# RAW RECORDS start

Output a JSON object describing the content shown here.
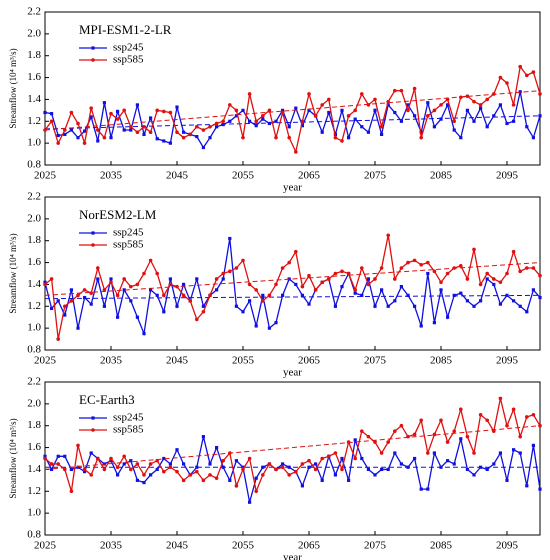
{
  "chart_data": [
    {
      "type": "line",
      "title": "MPI-ESM1-2-LR",
      "xlabel": "year",
      "ylabel": "Streamflow (10⁴ m³/s)",
      "x": [
        2025,
        2026,
        2027,
        2028,
        2029,
        2030,
        2031,
        2032,
        2033,
        2034,
        2035,
        2036,
        2037,
        2038,
        2039,
        2040,
        2041,
        2042,
        2043,
        2044,
        2045,
        2046,
        2047,
        2048,
        2049,
        2050,
        2051,
        2052,
        2053,
        2054,
        2055,
        2056,
        2057,
        2058,
        2059,
        2060,
        2061,
        2062,
        2063,
        2064,
        2065,
        2066,
        2067,
        2068,
        2069,
        2070,
        2071,
        2072,
        2073,
        2074,
        2075,
        2076,
        2077,
        2078,
        2079,
        2080,
        2081,
        2082,
        2083,
        2084,
        2085,
        2086,
        2087,
        2088,
        2089,
        2090,
        2091,
        2092,
        2093,
        2094,
        2095,
        2096,
        2097,
        2098,
        2099,
        2100
      ],
      "xlim": [
        2025,
        2100
      ],
      "xticks": [
        2025,
        2035,
        2045,
        2055,
        2065,
        2075,
        2085,
        2095
      ],
      "ylim": [
        0.8,
        2.2
      ],
      "yticks": [
        0.8,
        {
          "value": 1.0,
          "label": "1.0"
        },
        1.2,
        1.4,
        1.6,
        1.8,
        {
          "value": 2.0,
          "label": "2.0"
        },
        2.2
      ],
      "legend": "upper left",
      "series": [
        {
          "name": "ssp245",
          "color": "#1010e0",
          "marker": "square",
          "trend": [
            1.13,
            1.25
          ],
          "values": [
            1.28,
            1.27,
            1.07,
            1.08,
            1.12,
            1.05,
            1.11,
            1.24,
            1.02,
            1.37,
            1.05,
            1.29,
            1.12,
            1.12,
            1.35,
            1.08,
            1.23,
            1.04,
            1.02,
            1.0,
            1.33,
            1.1,
            1.08,
            1.06,
            0.96,
            1.05,
            1.15,
            1.17,
            1.2,
            1.25,
            1.3,
            1.2,
            1.16,
            1.22,
            1.18,
            1.2,
            1.3,
            1.15,
            1.32,
            1.16,
            1.3,
            1.25,
            1.1,
            1.28,
            1.08,
            1.3,
            1.05,
            1.22,
            1.15,
            1.1,
            1.3,
            1.08,
            1.35,
            1.28,
            1.2,
            1.35,
            1.25,
            1.1,
            1.37,
            1.15,
            1.22,
            1.35,
            1.12,
            1.05,
            1.3,
            1.2,
            1.32,
            1.15,
            1.25,
            1.35,
            1.18,
            1.2,
            1.47,
            1.15,
            1.05,
            1.25
          ]
        },
        {
          "name": "ssp585",
          "color": "#e01010",
          "marker": "circle",
          "trend": [
            1.12,
            1.48
          ],
          "values": [
            1.12,
            1.2,
            1.0,
            1.12,
            1.28,
            1.18,
            1.0,
            1.32,
            1.12,
            1.05,
            1.27,
            1.22,
            1.3,
            1.15,
            1.1,
            1.15,
            1.1,
            1.3,
            1.29,
            1.28,
            1.1,
            1.05,
            1.08,
            1.15,
            1.12,
            1.15,
            1.18,
            1.2,
            1.35,
            1.3,
            1.05,
            1.45,
            1.2,
            1.25,
            1.3,
            1.05,
            1.28,
            1.05,
            0.92,
            1.2,
            1.45,
            1.25,
            1.35,
            1.4,
            1.05,
            1.02,
            1.25,
            1.3,
            1.45,
            1.35,
            1.4,
            1.15,
            1.38,
            1.48,
            1.48,
            1.3,
            1.5,
            1.05,
            1.25,
            1.3,
            1.35,
            1.4,
            1.2,
            1.42,
            1.43,
            1.38,
            1.35,
            1.4,
            1.45,
            1.6,
            1.55,
            1.35,
            1.7,
            1.62,
            1.65,
            1.45
          ]
        }
      ]
    },
    {
      "type": "line",
      "title": "NorESM2-LM",
      "xlabel": "year",
      "ylabel": "Streamflow (10⁴ m³/s)",
      "x": [
        2025,
        2026,
        2027,
        2028,
        2029,
        2030,
        2031,
        2032,
        2033,
        2034,
        2035,
        2036,
        2037,
        2038,
        2039,
        2040,
        2041,
        2042,
        2043,
        2044,
        2045,
        2046,
        2047,
        2048,
        2049,
        2050,
        2051,
        2052,
        2053,
        2054,
        2055,
        2056,
        2057,
        2058,
        2059,
        2060,
        2061,
        2062,
        2063,
        2064,
        2065,
        2066,
        2067,
        2068,
        2069,
        2070,
        2071,
        2072,
        2073,
        2074,
        2075,
        2076,
        2077,
        2078,
        2079,
        2080,
        2081,
        2082,
        2083,
        2084,
        2085,
        2086,
        2087,
        2088,
        2089,
        2090,
        2091,
        2092,
        2093,
        2094,
        2095,
        2096,
        2097,
        2098,
        2099,
        2100
      ],
      "xlim": [
        2025,
        2100
      ],
      "xticks": [
        2025,
        2035,
        2045,
        2055,
        2065,
        2075,
        2085,
        2095
      ],
      "ylim": [
        0.8,
        2.2
      ],
      "yticks": [
        0.8,
        {
          "value": 1.0,
          "label": "1.0"
        },
        1.2,
        1.4,
        1.6,
        1.8,
        {
          "value": 2.0,
          "label": "2.0"
        },
        2.2
      ],
      "legend": "upper left",
      "series": [
        {
          "name": "ssp245",
          "color": "#1010e0",
          "marker": "square",
          "trend": [
            1.27,
            1.3
          ],
          "values": [
            1.42,
            1.18,
            1.25,
            1.12,
            1.35,
            1.0,
            1.28,
            1.22,
            1.45,
            1.2,
            1.45,
            1.1,
            1.35,
            1.25,
            1.1,
            0.95,
            1.35,
            1.3,
            1.15,
            1.45,
            1.2,
            1.4,
            1.25,
            1.45,
            1.2,
            1.3,
            1.35,
            1.45,
            1.82,
            1.2,
            1.15,
            1.25,
            1.02,
            1.3,
            1.0,
            1.05,
            1.3,
            1.45,
            1.4,
            1.3,
            1.22,
            1.35,
            1.42,
            1.45,
            1.2,
            1.38,
            1.5,
            1.32,
            1.3,
            1.45,
            1.2,
            1.35,
            1.2,
            1.25,
            1.38,
            1.3,
            1.2,
            1.02,
            1.5,
            1.05,
            1.35,
            1.1,
            1.3,
            1.32,
            1.25,
            1.2,
            1.25,
            1.45,
            1.4,
            1.22,
            1.3,
            1.25,
            1.2,
            1.15,
            1.35,
            1.28
          ]
        },
        {
          "name": "ssp585",
          "color": "#e01010",
          "marker": "circle",
          "trend": [
            1.3,
            1.6
          ],
          "values": [
            1.4,
            1.45,
            0.9,
            1.2,
            1.25,
            1.3,
            1.35,
            1.32,
            1.55,
            1.35,
            1.42,
            1.3,
            1.45,
            1.38,
            1.4,
            1.5,
            1.62,
            1.5,
            1.3,
            1.4,
            1.38,
            1.3,
            1.25,
            1.08,
            1.15,
            1.3,
            1.45,
            1.5,
            1.52,
            1.55,
            1.62,
            1.4,
            1.35,
            1.25,
            1.3,
            1.4,
            1.55,
            1.6,
            1.7,
            1.38,
            1.48,
            1.35,
            1.42,
            1.45,
            1.5,
            1.52,
            1.5,
            1.35,
            1.55,
            1.4,
            1.45,
            1.55,
            1.85,
            1.45,
            1.55,
            1.6,
            1.62,
            1.58,
            1.6,
            1.52,
            1.42,
            1.5,
            1.55,
            1.57,
            1.45,
            1.72,
            1.4,
            1.5,
            1.45,
            1.42,
            1.5,
            1.7,
            1.52,
            1.55,
            1.55,
            1.48
          ]
        }
      ]
    },
    {
      "type": "line",
      "title": "EC-Earth3",
      "xlabel": "year",
      "ylabel": "Streamflow (10⁴ m³/s)",
      "x": [
        2025,
        2026,
        2027,
        2028,
        2029,
        2030,
        2031,
        2032,
        2033,
        2034,
        2035,
        2036,
        2037,
        2038,
        2039,
        2040,
        2041,
        2042,
        2043,
        2044,
        2045,
        2046,
        2047,
        2048,
        2049,
        2050,
        2051,
        2052,
        2053,
        2054,
        2055,
        2056,
        2057,
        2058,
        2059,
        2060,
        2061,
        2062,
        2063,
        2064,
        2065,
        2066,
        2067,
        2068,
        2069,
        2070,
        2071,
        2072,
        2073,
        2074,
        2075,
        2076,
        2077,
        2078,
        2079,
        2080,
        2081,
        2082,
        2083,
        2084,
        2085,
        2086,
        2087,
        2088,
        2089,
        2090,
        2091,
        2092,
        2093,
        2094,
        2095,
        2096,
        2097,
        2098,
        2099,
        2100
      ],
      "xlim": [
        2025,
        2100
      ],
      "xticks": [
        2025,
        2035,
        2045,
        2055,
        2065,
        2075,
        2085,
        2095
      ],
      "ylim": [
        0.8,
        2.2
      ],
      "yticks": [
        0.8,
        {
          "value": 1.0,
          "label": "1.0"
        },
        1.2,
        1.4,
        1.6,
        1.8,
        {
          "value": 2.0,
          "label": "2.0"
        },
        2.2
      ],
      "legend": "upper left",
      "series": [
        {
          "name": "ssp245",
          "color": "#1010e0",
          "marker": "square",
          "trend": [
            1.42,
            1.42
          ],
          "values": [
            1.52,
            1.4,
            1.52,
            1.52,
            1.4,
            1.42,
            1.38,
            1.55,
            1.5,
            1.45,
            1.48,
            1.35,
            1.45,
            1.48,
            1.3,
            1.28,
            1.35,
            1.4,
            1.5,
            1.45,
            1.58,
            1.45,
            1.35,
            1.42,
            1.7,
            1.45,
            1.6,
            1.42,
            1.3,
            1.48,
            1.42,
            1.1,
            1.32,
            1.42,
            1.45,
            1.4,
            1.45,
            1.42,
            1.38,
            1.25,
            1.42,
            1.45,
            1.3,
            1.52,
            1.35,
            1.5,
            1.3,
            1.67,
            1.5,
            1.4,
            1.35,
            1.4,
            1.4,
            1.55,
            1.45,
            1.42,
            1.5,
            1.22,
            1.22,
            1.55,
            1.42,
            1.48,
            1.45,
            1.68,
            1.4,
            1.35,
            1.42,
            1.4,
            1.45,
            1.55,
            1.3,
            1.58,
            1.55,
            1.25,
            1.62,
            1.22
          ]
        },
        {
          "name": "ssp585",
          "color": "#e01010",
          "marker": "circle",
          "trend": [
            1.4,
            1.8
          ],
          "values": [
            1.5,
            1.45,
            1.45,
            1.4,
            1.2,
            1.62,
            1.4,
            1.35,
            1.5,
            1.4,
            1.5,
            1.42,
            1.52,
            1.4,
            1.45,
            1.35,
            1.45,
            1.48,
            1.38,
            1.42,
            1.38,
            1.3,
            1.35,
            1.38,
            1.3,
            1.35,
            1.32,
            1.48,
            1.55,
            1.25,
            1.4,
            1.5,
            1.2,
            1.35,
            1.45,
            1.4,
            1.42,
            1.35,
            1.38,
            1.45,
            1.48,
            1.4,
            1.5,
            1.52,
            1.55,
            1.4,
            1.65,
            1.5,
            1.75,
            1.7,
            1.65,
            1.55,
            1.65,
            1.75,
            1.8,
            1.7,
            1.72,
            1.85,
            1.55,
            1.72,
            1.85,
            1.65,
            1.75,
            1.95,
            1.7,
            1.55,
            1.9,
            1.85,
            1.75,
            2.05,
            1.8,
            1.95,
            1.7,
            1.88,
            1.9,
            1.8
          ]
        }
      ]
    }
  ]
}
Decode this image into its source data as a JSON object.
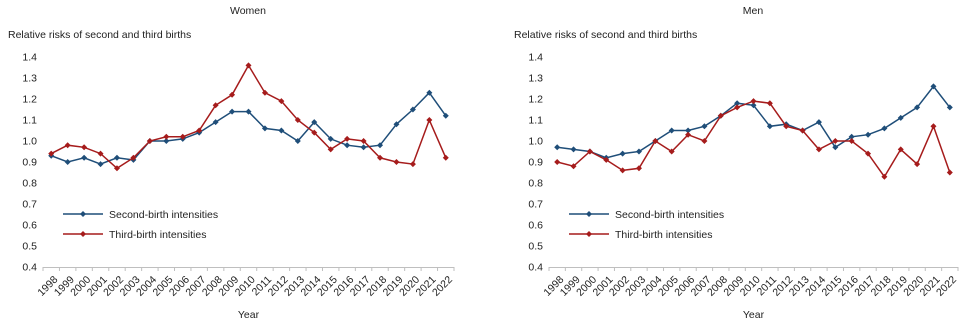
{
  "chart_data": [
    {
      "type": "line",
      "title": "Women",
      "ylabel": "Relative risks of second and third births",
      "xlabel": "Year",
      "ylim": [
        0.4,
        1.4
      ],
      "yticks": [
        "0.4",
        "0.5",
        "0.6",
        "0.7",
        "0.8",
        "0.9",
        "1.0",
        "1.1",
        "1.2",
        "1.3",
        "1.4"
      ],
      "x": [
        "1998",
        "1999",
        "2000",
        "2001",
        "2002",
        "2003",
        "2004",
        "2005",
        "2006",
        "2007",
        "2008",
        "2009",
        "2010",
        "2011",
        "2012",
        "2013",
        "2014",
        "2015",
        "2016",
        "2017",
        "2018",
        "2019",
        "2020",
        "2021",
        "2022"
      ],
      "grid": false,
      "legend_position": "lower-left",
      "series": [
        {
          "name": "Second-birth intensities",
          "color": "#1f4e79",
          "values": [
            0.93,
            0.9,
            0.92,
            0.89,
            0.92,
            0.91,
            1.0,
            1.0,
            1.01,
            1.04,
            1.09,
            1.14,
            1.14,
            1.06,
            1.05,
            1.0,
            1.09,
            1.01,
            0.98,
            0.97,
            0.98,
            1.08,
            1.15,
            1.23,
            1.12
          ]
        },
        {
          "name": "Third-birth intensities",
          "color": "#a61c1c",
          "values": [
            0.94,
            0.98,
            0.97,
            0.94,
            0.87,
            0.92,
            1.0,
            1.02,
            1.02,
            1.05,
            1.17,
            1.22,
            1.36,
            1.23,
            1.19,
            1.1,
            1.04,
            0.96,
            1.01,
            1.0,
            0.92,
            0.9,
            0.89,
            1.1,
            0.92
          ]
        }
      ]
    },
    {
      "type": "line",
      "title": "Men",
      "ylabel": "Relative risks of second and third births",
      "xlabel": "Year",
      "ylim": [
        0.4,
        1.4
      ],
      "yticks": [
        "0.4",
        "0.5",
        "0.6",
        "0.7",
        "0.8",
        "0.9",
        "1.0",
        "1.1",
        "1.2",
        "1.3",
        "1.4"
      ],
      "x": [
        "1998",
        "1999",
        "2000",
        "2001",
        "2002",
        "2003",
        "2004",
        "2005",
        "2006",
        "2007",
        "2008",
        "2009",
        "2010",
        "2011",
        "2012",
        "2013",
        "2014",
        "2015",
        "2016",
        "2017",
        "2018",
        "2019",
        "2020",
        "2021",
        "2022"
      ],
      "grid": false,
      "legend_position": "lower-left",
      "series": [
        {
          "name": "Second-birth intensities",
          "color": "#1f4e79",
          "values": [
            0.97,
            0.96,
            0.95,
            0.92,
            0.94,
            0.95,
            1.0,
            1.05,
            1.05,
            1.07,
            1.12,
            1.18,
            1.17,
            1.07,
            1.08,
            1.05,
            1.09,
            0.97,
            1.02,
            1.03,
            1.06,
            1.11,
            1.16,
            1.26,
            1.16
          ]
        },
        {
          "name": "Third-birth intensities",
          "color": "#a61c1c",
          "values": [
            0.9,
            0.88,
            0.95,
            0.91,
            0.86,
            0.87,
            1.0,
            0.95,
            1.03,
            1.0,
            1.12,
            1.16,
            1.19,
            1.18,
            1.07,
            1.05,
            0.96,
            1.0,
            1.0,
            0.94,
            0.83,
            0.96,
            0.89,
            1.07,
            0.85
          ]
        }
      ]
    }
  ]
}
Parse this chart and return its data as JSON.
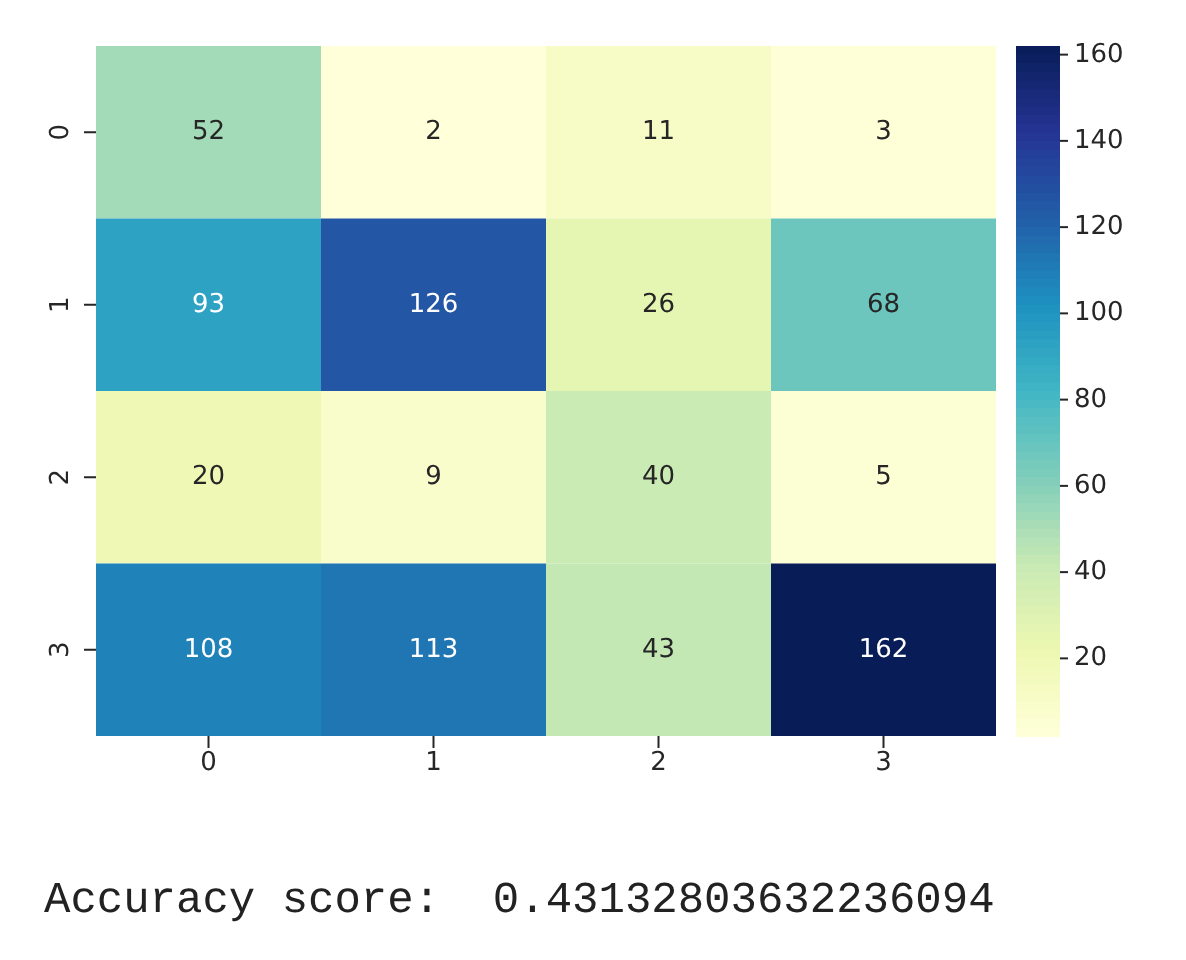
{
  "chart_data": {
    "type": "heatmap",
    "categories": [
      "0",
      "1",
      "2",
      "3"
    ],
    "y_categories": [
      "0",
      "1",
      "2",
      "3"
    ],
    "cells": [
      [
        52,
        2,
        11,
        3
      ],
      [
        93,
        126,
        26,
        68
      ],
      [
        20,
        9,
        40,
        5
      ],
      [
        108,
        113,
        43,
        162
      ]
    ],
    "data_labels": true,
    "clim": [
      2,
      162
    ],
    "cticks": [
      20,
      40,
      60,
      80,
      100,
      120,
      140,
      160
    ],
    "annotations": [
      "Accuracy score:  0.43132803632236094"
    ]
  }
}
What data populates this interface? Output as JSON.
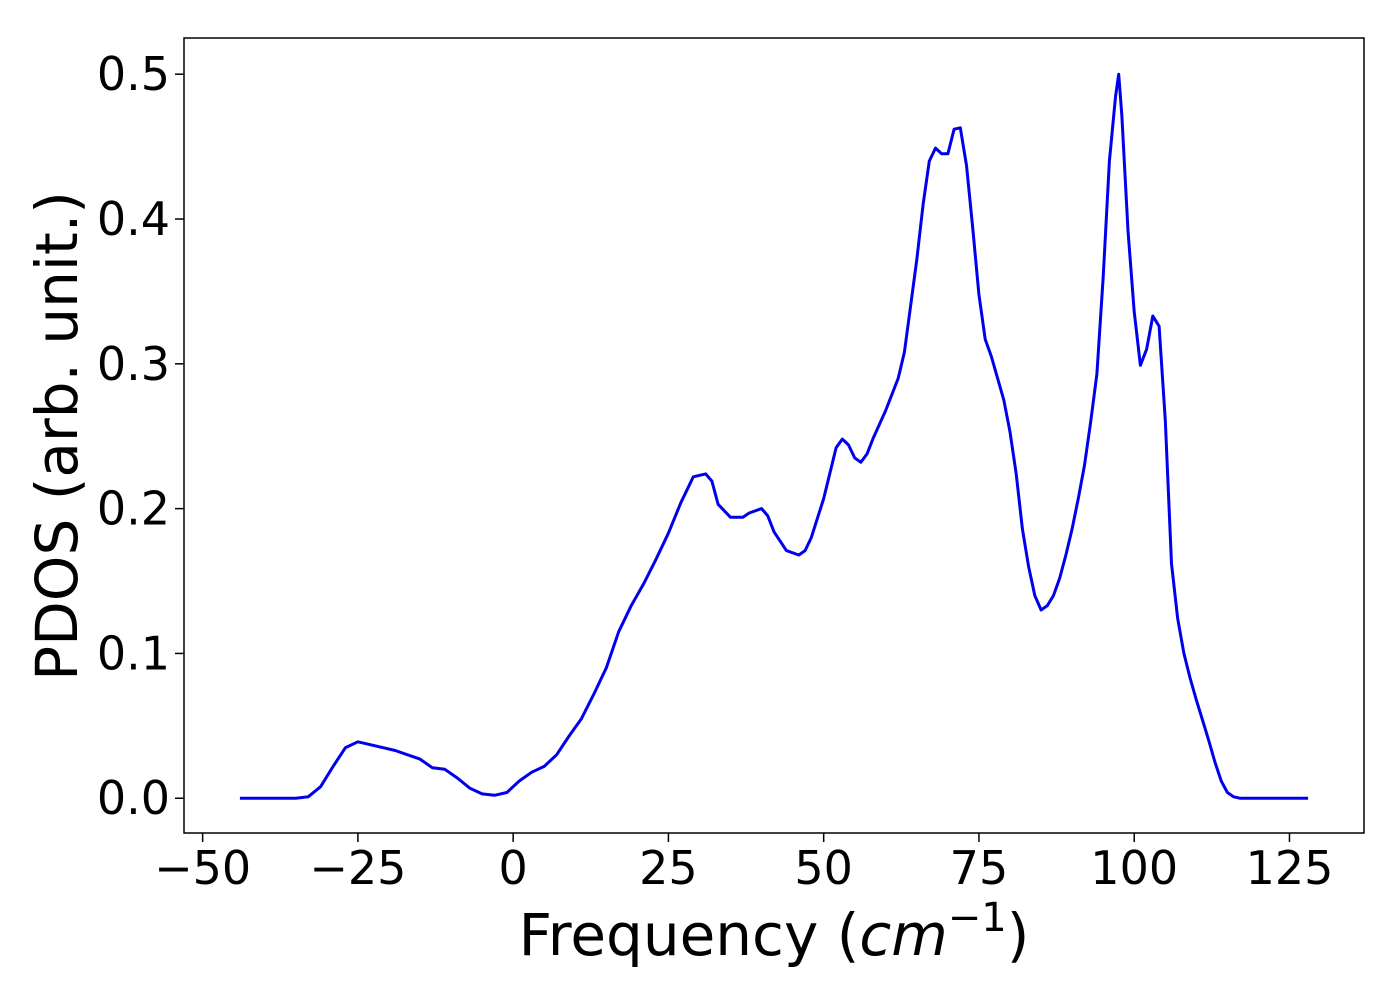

# RAW RECORDS end

### [STATED GOAL]
Look for "this" and pull out every line that has it.

### [ANSWER]
Decode this image into its source data as a JSON object.
Parse this chart and return its data as JSON.
What data populates this interface? Output as JSON.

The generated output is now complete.